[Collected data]
^^^^
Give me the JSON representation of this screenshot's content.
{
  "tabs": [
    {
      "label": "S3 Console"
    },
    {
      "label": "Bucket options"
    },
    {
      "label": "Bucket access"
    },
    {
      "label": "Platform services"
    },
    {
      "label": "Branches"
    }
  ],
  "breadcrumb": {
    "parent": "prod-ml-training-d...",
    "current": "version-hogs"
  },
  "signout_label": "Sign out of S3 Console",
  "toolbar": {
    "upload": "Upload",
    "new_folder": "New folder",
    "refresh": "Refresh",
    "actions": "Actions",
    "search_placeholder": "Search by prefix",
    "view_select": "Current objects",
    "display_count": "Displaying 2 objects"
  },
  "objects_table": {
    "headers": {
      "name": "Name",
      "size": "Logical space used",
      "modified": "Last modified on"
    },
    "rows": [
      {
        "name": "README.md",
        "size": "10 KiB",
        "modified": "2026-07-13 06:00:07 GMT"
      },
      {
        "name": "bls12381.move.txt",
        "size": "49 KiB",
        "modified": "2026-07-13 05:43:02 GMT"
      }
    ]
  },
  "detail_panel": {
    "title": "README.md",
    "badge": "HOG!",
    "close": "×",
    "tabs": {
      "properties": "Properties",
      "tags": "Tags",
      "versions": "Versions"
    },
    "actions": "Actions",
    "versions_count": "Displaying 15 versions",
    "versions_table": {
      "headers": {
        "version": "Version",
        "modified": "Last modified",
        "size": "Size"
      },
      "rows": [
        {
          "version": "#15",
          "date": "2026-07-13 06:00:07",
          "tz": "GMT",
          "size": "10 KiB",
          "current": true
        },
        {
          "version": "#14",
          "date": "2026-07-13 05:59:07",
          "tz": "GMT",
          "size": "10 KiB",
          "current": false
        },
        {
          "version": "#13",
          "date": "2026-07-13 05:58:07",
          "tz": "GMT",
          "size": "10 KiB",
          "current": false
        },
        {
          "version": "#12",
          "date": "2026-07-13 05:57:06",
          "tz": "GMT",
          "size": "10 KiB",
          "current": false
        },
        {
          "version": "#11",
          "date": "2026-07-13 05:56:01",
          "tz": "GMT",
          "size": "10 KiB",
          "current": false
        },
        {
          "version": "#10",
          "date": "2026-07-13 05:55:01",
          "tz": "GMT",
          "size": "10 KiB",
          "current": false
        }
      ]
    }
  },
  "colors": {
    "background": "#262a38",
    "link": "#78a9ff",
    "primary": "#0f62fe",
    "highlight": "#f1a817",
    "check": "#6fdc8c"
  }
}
^^^^
▸ **STATED PROBLEM**:
Return all of the above records exactly, leaving no line out.

▸ **RESULT**:
Give me the JSON representation of this screenshot's content.
{
  "tabs": [
    {
      "label": "S3 Console"
    },
    {
      "label": "Bucket options"
    },
    {
      "label": "Bucket access"
    },
    {
      "label": "Platform services"
    },
    {
      "label": "Branches"
    }
  ],
  "breadcrumb": {
    "parent": "prod-ml-training-d...",
    "current": "version-hogs"
  },
  "signout_label": "Sign out of S3 Console",
  "toolbar": {
    "upload": "Upload",
    "new_folder": "New folder",
    "refresh": "Refresh",
    "actions": "Actions",
    "search_placeholder": "Search by prefix",
    "view_select": "Current objects",
    "display_count": "Displaying 2 objects"
  },
  "objects_table": {
    "headers": {
      "name": "Name",
      "size": "Logical space used",
      "modified": "Last modified on"
    },
    "rows": [
      {
        "name": "README.md",
        "size": "10 KiB",
        "modified": "2026-07-13 06:00:07 GMT"
      },
      {
        "name": "bls12381.move.txt",
        "size": "49 KiB",
        "modified": "2026-07-13 05:43:02 GMT"
      }
    ]
  },
  "detail_panel": {
    "title": "README.md",
    "badge": "HOG!",
    "close": "×",
    "tabs": {
      "properties": "Properties",
      "tags": "Tags",
      "versions": "Versions"
    },
    "actions": "Actions",
    "versions_count": "Displaying 15 versions",
    "versions_table": {
      "headers": {
        "version": "Version",
        "modified": "Last modified",
        "size": "Size"
      },
      "rows": [
        {
          "version": "#15",
          "date": "2026-07-13 06:00:07",
          "tz": "GMT",
          "size": "10 KiB",
          "current": true
        },
        {
          "version": "#14",
          "date": "2026-07-13 05:59:07",
          "tz": "GMT",
          "size": "10 KiB",
          "current": false
        },
        {
          "version": "#13",
          "date": "2026-07-13 05:58:07",
          "tz": "GMT",
          "size": "10 KiB",
          "current": false
        },
        {
          "version": "#12",
          "date": "2026-07-13 05:57:06",
          "tz": "GMT",
          "size": "10 KiB",
          "current": false
        },
        {
          "version": "#11",
          "date": "2026-07-13 05:56:01",
          "tz": "GMT",
          "size": "10 KiB",
          "current": false
        },
        {
          "version": "#10",
          "date": "2026-07-13 05:55:01",
          "tz": "GMT",
          "size": "10 KiB",
          "current": false
        }
      ]
    }
  },
  "colors": {
    "background": "#262a38",
    "link": "#78a9ff",
    "primary": "#0f62fe",
    "highlight": "#f1a817",
    "check": "#6fdc8c"
  }
}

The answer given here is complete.